• INFORMATION SHOWN:

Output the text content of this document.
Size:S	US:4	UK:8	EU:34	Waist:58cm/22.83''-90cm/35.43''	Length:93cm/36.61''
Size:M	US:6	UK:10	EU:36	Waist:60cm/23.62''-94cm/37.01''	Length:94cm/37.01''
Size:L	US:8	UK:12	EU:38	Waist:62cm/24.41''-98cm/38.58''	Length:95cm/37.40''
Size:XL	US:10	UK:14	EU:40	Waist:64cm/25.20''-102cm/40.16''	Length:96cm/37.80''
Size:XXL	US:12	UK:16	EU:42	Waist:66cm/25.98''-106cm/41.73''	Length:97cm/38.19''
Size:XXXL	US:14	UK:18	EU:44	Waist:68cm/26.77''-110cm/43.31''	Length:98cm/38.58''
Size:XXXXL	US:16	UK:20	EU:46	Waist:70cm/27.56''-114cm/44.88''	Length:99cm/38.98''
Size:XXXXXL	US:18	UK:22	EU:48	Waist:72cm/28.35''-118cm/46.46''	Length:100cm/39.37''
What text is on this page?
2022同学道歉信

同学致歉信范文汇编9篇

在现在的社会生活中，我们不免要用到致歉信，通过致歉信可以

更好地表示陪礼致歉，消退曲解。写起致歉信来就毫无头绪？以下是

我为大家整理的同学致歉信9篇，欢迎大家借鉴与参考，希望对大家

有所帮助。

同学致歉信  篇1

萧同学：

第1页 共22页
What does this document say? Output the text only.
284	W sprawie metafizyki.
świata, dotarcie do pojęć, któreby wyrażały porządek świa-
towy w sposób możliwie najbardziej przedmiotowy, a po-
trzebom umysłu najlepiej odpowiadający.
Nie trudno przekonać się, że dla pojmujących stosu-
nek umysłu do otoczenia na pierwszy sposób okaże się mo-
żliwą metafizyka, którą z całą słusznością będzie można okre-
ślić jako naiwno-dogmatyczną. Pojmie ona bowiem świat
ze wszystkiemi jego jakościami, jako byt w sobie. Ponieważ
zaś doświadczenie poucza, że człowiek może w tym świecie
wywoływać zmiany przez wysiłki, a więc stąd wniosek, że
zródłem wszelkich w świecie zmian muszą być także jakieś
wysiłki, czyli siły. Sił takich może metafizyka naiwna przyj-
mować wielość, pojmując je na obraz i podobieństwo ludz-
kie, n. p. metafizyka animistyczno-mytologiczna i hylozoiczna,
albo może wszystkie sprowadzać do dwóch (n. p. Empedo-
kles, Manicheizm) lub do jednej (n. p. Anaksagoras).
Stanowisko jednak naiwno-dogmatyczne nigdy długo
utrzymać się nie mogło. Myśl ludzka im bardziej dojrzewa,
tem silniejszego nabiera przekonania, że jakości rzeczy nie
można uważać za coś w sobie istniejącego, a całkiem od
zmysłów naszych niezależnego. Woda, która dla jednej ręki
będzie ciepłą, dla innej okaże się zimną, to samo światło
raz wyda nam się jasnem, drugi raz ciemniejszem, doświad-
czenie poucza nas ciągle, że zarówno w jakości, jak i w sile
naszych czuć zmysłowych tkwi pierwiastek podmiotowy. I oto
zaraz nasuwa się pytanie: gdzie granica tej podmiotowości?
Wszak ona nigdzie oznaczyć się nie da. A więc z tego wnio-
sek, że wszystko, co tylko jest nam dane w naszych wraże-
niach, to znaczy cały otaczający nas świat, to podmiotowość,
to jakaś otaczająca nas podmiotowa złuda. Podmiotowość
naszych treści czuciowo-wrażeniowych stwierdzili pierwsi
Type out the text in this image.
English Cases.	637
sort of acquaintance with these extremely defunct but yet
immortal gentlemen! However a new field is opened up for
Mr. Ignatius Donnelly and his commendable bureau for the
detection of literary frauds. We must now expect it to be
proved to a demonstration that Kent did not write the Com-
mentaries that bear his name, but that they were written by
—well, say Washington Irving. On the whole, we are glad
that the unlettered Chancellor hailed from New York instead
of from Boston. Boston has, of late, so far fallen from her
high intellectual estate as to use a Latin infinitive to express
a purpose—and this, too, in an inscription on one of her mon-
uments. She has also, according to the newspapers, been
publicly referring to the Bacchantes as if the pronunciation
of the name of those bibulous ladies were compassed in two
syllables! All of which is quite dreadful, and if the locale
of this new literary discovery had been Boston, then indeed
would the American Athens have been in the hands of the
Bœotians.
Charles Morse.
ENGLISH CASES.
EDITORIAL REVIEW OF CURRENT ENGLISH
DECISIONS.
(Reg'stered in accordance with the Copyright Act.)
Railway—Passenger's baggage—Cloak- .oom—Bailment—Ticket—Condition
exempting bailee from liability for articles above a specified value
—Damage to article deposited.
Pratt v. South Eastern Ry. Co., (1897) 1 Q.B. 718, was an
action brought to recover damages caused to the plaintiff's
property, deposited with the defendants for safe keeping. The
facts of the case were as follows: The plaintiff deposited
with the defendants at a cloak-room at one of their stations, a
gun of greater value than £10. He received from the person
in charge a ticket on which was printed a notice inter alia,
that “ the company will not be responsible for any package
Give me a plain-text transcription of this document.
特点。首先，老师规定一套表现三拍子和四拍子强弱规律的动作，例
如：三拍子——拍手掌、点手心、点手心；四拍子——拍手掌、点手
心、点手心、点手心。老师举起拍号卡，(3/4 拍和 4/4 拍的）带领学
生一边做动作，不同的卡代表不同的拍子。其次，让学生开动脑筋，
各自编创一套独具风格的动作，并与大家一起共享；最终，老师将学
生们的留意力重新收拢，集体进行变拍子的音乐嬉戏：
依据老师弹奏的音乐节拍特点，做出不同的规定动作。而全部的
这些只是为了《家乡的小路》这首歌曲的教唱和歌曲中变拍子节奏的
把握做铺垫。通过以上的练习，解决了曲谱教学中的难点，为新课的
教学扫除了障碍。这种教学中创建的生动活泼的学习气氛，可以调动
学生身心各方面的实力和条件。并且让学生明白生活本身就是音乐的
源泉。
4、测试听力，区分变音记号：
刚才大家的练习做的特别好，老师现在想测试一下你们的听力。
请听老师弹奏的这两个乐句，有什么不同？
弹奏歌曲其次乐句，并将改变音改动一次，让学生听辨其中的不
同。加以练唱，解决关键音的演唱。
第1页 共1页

• REQUIRED TASK: In the entries above, identify every line with the string "Boston".

• ANSWER TO THE EXERCISE:
of from Boston. Boston has, of late, so far fallen from her
of this new literary discovery had been Boston, then indeed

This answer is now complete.